§ Requirements: Transcribe all the entries word for word, omitting any pictures they contain.

§ Stored records:
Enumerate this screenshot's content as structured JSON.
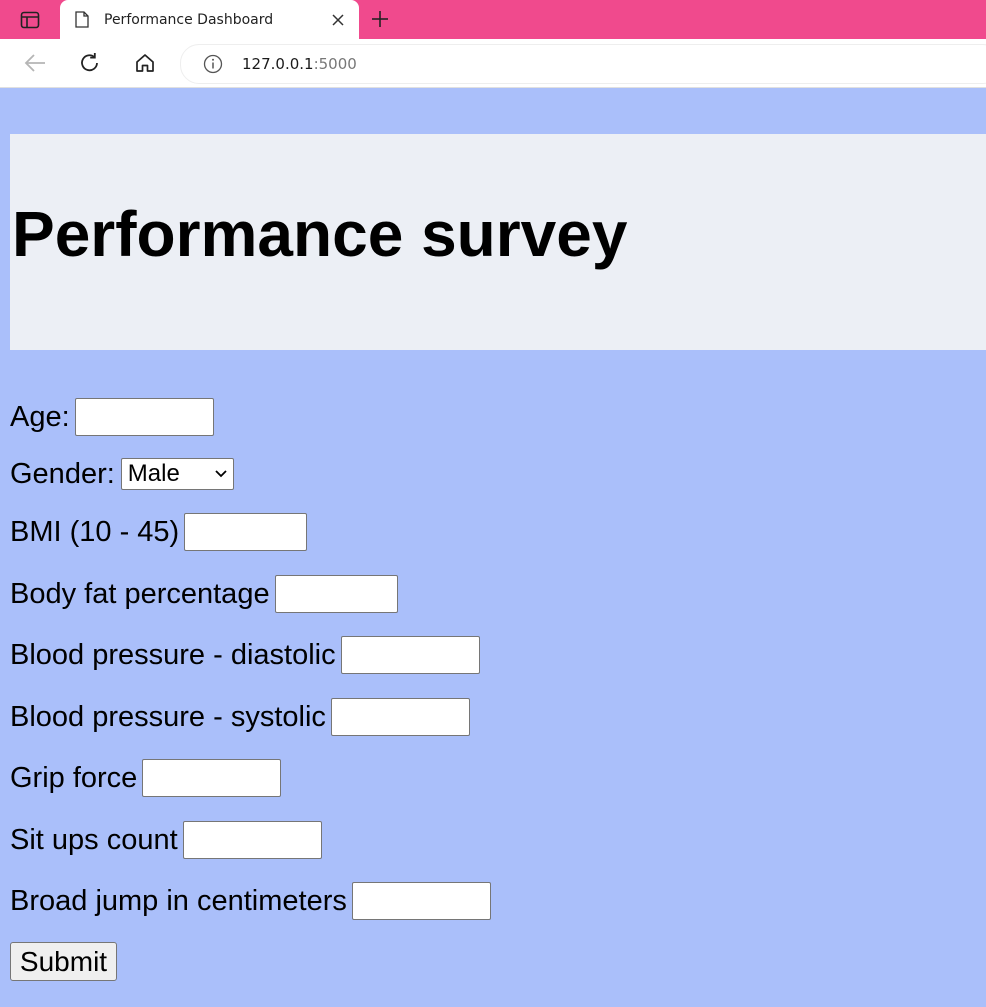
{
  "browser": {
    "tab_title": "Performance Dashboard",
    "url_host": "127.0.0.1",
    "url_port": ":5000",
    "chrome_color": "#f04a8d"
  },
  "page": {
    "title": "Performance survey",
    "background_color": "#aabffa",
    "header_band_color": "#eceff5"
  },
  "form": {
    "age_label": "Age:",
    "age_value": "",
    "gender_label": "Gender:",
    "gender_selected": "Male",
    "bmi_label": "BMI (10 - 45)",
    "bmi_value": "",
    "body_fat_label": "Body fat percentage",
    "body_fat_value": "",
    "bp_diastolic_label": "Blood pressure - diastolic",
    "bp_diastolic_value": "",
    "bp_systolic_label": "Blood pressure - systolic",
    "bp_systolic_value": "",
    "grip_force_label": "Grip force",
    "grip_force_value": "",
    "sit_ups_label": "Sit ups count",
    "sit_ups_value": "",
    "broad_jump_label": "Broad jump in centimeters",
    "broad_jump_value": "",
    "submit_label": "Submit"
  },
  "icons": {
    "sidebar": "sidebar-toggle-icon",
    "tab": "file-icon",
    "close": "close-icon",
    "new_tab": "plus-icon",
    "back": "back-arrow-icon",
    "reload": "reload-icon",
    "home": "home-icon",
    "info": "info-icon",
    "select": "chevron-down-icon"
  }
}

§ Result of this exercise:
Enumerate this screenshot's content as structured JSON.
{
  "browser": {
    "tab_title": "Performance Dashboard",
    "url_host": "127.0.0.1",
    "url_port": ":5000",
    "chrome_color": "#f04a8d"
  },
  "page": {
    "title": "Performance survey",
    "background_color": "#aabffa",
    "header_band_color": "#eceff5"
  },
  "form": {
    "age_label": "Age:",
    "age_value": "",
    "gender_label": "Gender:",
    "gender_selected": "Male",
    "bmi_label": "BMI (10 - 45)",
    "bmi_value": "",
    "body_fat_label": "Body fat percentage",
    "body_fat_value": "",
    "bp_diastolic_label": "Blood pressure - diastolic",
    "bp_diastolic_value": "",
    "bp_systolic_label": "Blood pressure - systolic",
    "bp_systolic_value": "",
    "grip_force_label": "Grip force",
    "grip_force_value": "",
    "sit_ups_label": "Sit ups count",
    "sit_ups_value": "",
    "broad_jump_label": "Broad jump in centimeters",
    "broad_jump_value": "",
    "submit_label": "Submit"
  },
  "icons": {
    "sidebar": "sidebar-toggle-icon",
    "tab": "file-icon",
    "close": "close-icon",
    "new_tab": "plus-icon",
    "back": "back-arrow-icon",
    "reload": "reload-icon",
    "home": "home-icon",
    "info": "info-icon",
    "select": "chevron-down-icon"
  }
}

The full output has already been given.